**元の文章**.
----------

臨床的には、学習する事に対して悲観的であったり、挑戦しようとしない場合に「学習性無力感」という言葉が使われる事があります。こういった、学習に対する取り組みの乏しさを学習性無力感といったりするのですが、この学習性無力感についてセリグマンとマイアーの発表した論文がありますので紹介させて頂きます。

 


彼らの実験は人ではなく、犬に対して行ったものですが、かなり簡潔に抜粋すると以下のような実験です。

逃れる事のできない電気ショックを60回余りも予告なく与えられた犬は、その後、電気ショックに先立ち予告信号を提示し回避訓練を行っても電気ショックから逃げようとしなかった。

装置の中で横たわり、諦めて電気ショックを受けているように見えた。

これに対して、初めのセッションで電気ショックから逃避できた犬は、2,3回も回避訓練をすると、初めから柵の前に立っていて、電気ショックの予告信号があれば、すぐに見事に柵を飛び越えて行く。

このような実験結果に基づき、セリグマンらは「学習性無力感(learned helplessness)」という概念を提起しました。

「犬は、逃避できない電気ショックを何度も経験することにより、自分には電気ショックを止めることはできないこと、自分は無力であることを学習した。」

「その結果、動機付けに関しては、嫌悪刺激に直面したときの反応に対する動機付けが弱くなる。認知面では、自分の行動とその結果との関係の認知が適切にできなくなる。情動面では、そのバランスが崩れ抑うつや不安が顕著になってくる。」

というのが、この実験に対する彼らの考察です。

セリグマンらの実験は、動物に行ったものですが、その後の追試で動物実験ばかりでなく人間においても(人間の場合は実験内容を修正して行っている)、似たような結果が報告されています。

----------

**データ抜粋**.
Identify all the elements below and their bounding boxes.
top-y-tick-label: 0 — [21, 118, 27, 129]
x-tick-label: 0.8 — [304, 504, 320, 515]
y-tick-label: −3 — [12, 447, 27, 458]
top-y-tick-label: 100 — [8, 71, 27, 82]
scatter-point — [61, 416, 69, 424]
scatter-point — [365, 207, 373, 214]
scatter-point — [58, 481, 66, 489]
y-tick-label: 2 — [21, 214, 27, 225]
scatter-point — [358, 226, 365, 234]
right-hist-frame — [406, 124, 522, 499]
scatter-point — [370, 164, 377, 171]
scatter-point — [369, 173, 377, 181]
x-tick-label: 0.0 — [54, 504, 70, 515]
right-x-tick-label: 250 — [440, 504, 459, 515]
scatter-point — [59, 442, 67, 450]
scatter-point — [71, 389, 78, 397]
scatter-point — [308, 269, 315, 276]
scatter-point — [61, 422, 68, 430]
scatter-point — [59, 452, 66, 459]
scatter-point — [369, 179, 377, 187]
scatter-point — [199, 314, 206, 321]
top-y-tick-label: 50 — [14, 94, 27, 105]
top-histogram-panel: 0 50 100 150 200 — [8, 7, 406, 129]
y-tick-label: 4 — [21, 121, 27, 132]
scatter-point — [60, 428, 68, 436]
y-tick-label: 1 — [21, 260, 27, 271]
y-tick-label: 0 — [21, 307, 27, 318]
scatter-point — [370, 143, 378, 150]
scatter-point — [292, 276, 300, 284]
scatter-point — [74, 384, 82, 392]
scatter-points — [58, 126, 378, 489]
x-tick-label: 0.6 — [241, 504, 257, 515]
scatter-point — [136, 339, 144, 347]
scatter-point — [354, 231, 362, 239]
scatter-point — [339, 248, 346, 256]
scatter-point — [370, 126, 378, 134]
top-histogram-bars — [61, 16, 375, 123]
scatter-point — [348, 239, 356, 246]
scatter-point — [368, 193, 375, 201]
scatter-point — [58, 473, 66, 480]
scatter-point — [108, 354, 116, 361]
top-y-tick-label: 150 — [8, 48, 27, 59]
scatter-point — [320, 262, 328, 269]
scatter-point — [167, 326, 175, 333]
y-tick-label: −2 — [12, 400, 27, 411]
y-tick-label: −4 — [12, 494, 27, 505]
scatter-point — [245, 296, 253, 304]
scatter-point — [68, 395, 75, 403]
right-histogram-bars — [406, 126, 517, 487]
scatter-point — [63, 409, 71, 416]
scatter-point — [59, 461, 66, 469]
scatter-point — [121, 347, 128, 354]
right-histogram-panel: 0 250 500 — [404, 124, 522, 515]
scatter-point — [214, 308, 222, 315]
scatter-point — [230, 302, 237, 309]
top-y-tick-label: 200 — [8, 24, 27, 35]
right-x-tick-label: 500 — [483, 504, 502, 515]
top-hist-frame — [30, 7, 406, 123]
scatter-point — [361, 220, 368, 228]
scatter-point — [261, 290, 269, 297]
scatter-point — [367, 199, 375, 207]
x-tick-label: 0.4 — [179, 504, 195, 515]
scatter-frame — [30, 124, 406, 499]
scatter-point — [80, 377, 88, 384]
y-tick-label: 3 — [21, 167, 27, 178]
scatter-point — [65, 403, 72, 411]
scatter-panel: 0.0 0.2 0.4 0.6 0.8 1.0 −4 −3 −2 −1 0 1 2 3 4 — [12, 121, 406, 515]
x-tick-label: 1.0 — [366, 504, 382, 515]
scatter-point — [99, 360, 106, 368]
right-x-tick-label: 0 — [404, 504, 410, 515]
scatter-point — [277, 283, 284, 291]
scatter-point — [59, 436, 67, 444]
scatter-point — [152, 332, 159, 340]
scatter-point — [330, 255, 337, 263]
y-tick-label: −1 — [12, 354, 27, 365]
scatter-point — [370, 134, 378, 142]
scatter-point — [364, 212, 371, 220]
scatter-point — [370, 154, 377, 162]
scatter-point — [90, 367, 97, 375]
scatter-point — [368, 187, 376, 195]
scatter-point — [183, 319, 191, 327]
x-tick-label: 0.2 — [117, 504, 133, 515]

----------

**やること**. 学習性無力感の文章のうち、「逃れる事のできない電気ショッ」から「に見事に柵を飛び越えて行く。」までを一字も変えずに書き写してください。 記録は別のところから持ってきたものです。

**答え**.
逃れる事のできない電気ショックを60回余りも予告なく与えられた犬は、その後、電気ショックに先立ち予告信号を提示し回避訓練を行っても電気ショックから逃げようとしなかった。

装置の中で横たわり、諦めて電気ショックを受けているように見えた。

これに対して、初めのセッションで電気ショックから逃避できた犬は、2,3回も回避訓練をすると、初めから柵の前に立っていて、電気ショックの予告信号があれば、すぐに見事に柵を飛び越えて行く。